Objective:
Repeat the entire listing exactly.

Material shown:
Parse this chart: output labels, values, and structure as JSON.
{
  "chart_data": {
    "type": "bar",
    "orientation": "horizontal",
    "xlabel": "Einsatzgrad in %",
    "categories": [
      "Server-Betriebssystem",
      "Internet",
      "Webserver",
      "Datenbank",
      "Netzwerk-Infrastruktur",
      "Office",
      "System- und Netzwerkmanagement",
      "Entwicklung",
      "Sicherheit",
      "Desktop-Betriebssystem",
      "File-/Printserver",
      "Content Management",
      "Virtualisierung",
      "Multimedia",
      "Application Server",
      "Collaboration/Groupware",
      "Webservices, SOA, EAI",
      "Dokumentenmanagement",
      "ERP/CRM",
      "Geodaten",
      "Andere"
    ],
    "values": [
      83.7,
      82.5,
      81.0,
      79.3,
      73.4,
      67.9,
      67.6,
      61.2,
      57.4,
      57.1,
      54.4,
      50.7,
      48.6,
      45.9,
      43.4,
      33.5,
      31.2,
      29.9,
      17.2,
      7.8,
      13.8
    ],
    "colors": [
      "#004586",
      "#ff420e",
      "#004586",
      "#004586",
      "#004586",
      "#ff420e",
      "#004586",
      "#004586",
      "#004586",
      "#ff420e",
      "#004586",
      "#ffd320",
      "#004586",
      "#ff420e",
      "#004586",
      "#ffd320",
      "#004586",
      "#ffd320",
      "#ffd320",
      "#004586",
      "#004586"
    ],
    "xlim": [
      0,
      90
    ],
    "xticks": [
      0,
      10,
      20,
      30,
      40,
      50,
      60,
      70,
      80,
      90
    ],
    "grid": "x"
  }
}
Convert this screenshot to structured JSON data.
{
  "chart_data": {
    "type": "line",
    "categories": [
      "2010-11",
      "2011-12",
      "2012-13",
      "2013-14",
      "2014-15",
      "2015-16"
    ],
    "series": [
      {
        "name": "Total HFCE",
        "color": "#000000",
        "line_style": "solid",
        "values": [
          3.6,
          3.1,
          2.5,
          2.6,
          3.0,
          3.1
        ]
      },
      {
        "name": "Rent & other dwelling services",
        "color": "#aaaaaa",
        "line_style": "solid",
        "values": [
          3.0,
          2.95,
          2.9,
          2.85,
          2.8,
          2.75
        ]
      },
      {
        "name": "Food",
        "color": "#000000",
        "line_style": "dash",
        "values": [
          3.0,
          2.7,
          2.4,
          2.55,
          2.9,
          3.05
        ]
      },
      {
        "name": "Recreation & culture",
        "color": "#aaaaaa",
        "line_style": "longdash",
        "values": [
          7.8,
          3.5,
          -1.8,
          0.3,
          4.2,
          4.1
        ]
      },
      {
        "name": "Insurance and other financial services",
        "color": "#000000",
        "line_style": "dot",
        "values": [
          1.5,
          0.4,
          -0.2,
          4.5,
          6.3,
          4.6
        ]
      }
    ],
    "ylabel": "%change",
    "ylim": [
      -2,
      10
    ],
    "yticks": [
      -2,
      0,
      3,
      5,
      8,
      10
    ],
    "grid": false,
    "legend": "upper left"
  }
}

Response below:
Parse this chart: output labels, values, and structure as JSON.
{
  "chart_data": {
    "type": "bar",
    "orientation": "horizontal",
    "xlabel": "Einsatzgrad in %",
    "categories": [
      "Server-Betriebssystem",
      "Internet",
      "Webserver",
      "Datenbank",
      "Netzwerk-Infrastruktur",
      "Office",
      "System- und Netzwerkmanagement",
      "Entwicklung",
      "Sicherheit",
      "Desktop-Betriebssystem",
      "File-/Printserver",
      "Content Management",
      "Virtualisierung",
      "Multimedia",
      "Application Server",
      "Collaboration/Groupware",
      "Webservices, SOA, EAI",
      "Dokumentenmanagement",
      "ERP/CRM",
      "Geodaten",
      "Andere"
    ],
    "values": [
      83.7,
      82.5,
      81.0,
      79.3,
      73.4,
      67.9,
      67.6,
      61.2,
      57.4,
      57.1,
      54.4,
      50.7,
      48.6,
      45.9,
      43.4,
      33.5,
      31.2,
      29.9,
      17.2,
      7.8,
      13.8
    ],
    "colors": [
      "#004586",
      "#ff420e",
      "#004586",
      "#004586",
      "#004586",
      "#ff420e",
      "#004586",
      "#004586",
      "#004586",
      "#ff420e",
      "#004586",
      "#ffd320",
      "#004586",
      "#ff420e",
      "#004586",
      "#ffd320",
      "#004586",
      "#ffd320",
      "#ffd320",
      "#004586",
      "#004586"
    ],
    "xlim": [
      0,
      90
    ],
    "xticks": [
      0,
      10,
      20,
      30,
      40,
      50,
      60,
      70,
      80,
      90
    ],
    "grid": "x"
  }
}
Convert this screenshot to structured JSON data.
{
  "chart_data": {
    "type": "line",
    "categories": [
      "2010-11",
      "2011-12",
      "2012-13",
      "2013-14",
      "2014-15",
      "2015-16"
    ],
    "series": [
      {
        "name": "Total HFCE",
        "color": "#000000",
        "line_style": "solid",
        "values": [
          3.6,
          3.1,
          2.5,
          2.6,
          3.0,
          3.1
        ]
      },
      {
        "name": "Rent & other dwelling services",
        "color": "#aaaaaa",
        "line_style": "solid",
        "values": [
          3.0,
          2.95,
          2.9,
          2.85,
          2.8,
          2.75
        ]
      },
      {
        "name": "Food",
        "color": "#000000",
        "line_style": "dash",
        "values": [
          3.0,
          2.7,
          2.4,
          2.55,
          2.9,
          3.05
        ]
      },
      {
        "name": "Recreation & culture",
        "color": "#aaaaaa",
        "line_style": "longdash",
        "values": [
          7.8,
          3.5,
          -1.8,
          0.3,
          4.2,
          4.1
        ]
      },
      {
        "name": "Insurance and other financial services",
        "color": "#000000",
        "line_style": "dot",
        "values": [
          1.5,
          0.4,
          -0.2,
          4.5,
          6.3,
          4.6
        ]
      }
    ],
    "ylabel": "%change",
    "ylim": [
      -2,
      10
    ],
    "yticks": [
      -2,
      0,
      3,
      5,
      8,
      10
    ],
    "grid": false,
    "legend": "upper left"
  }
}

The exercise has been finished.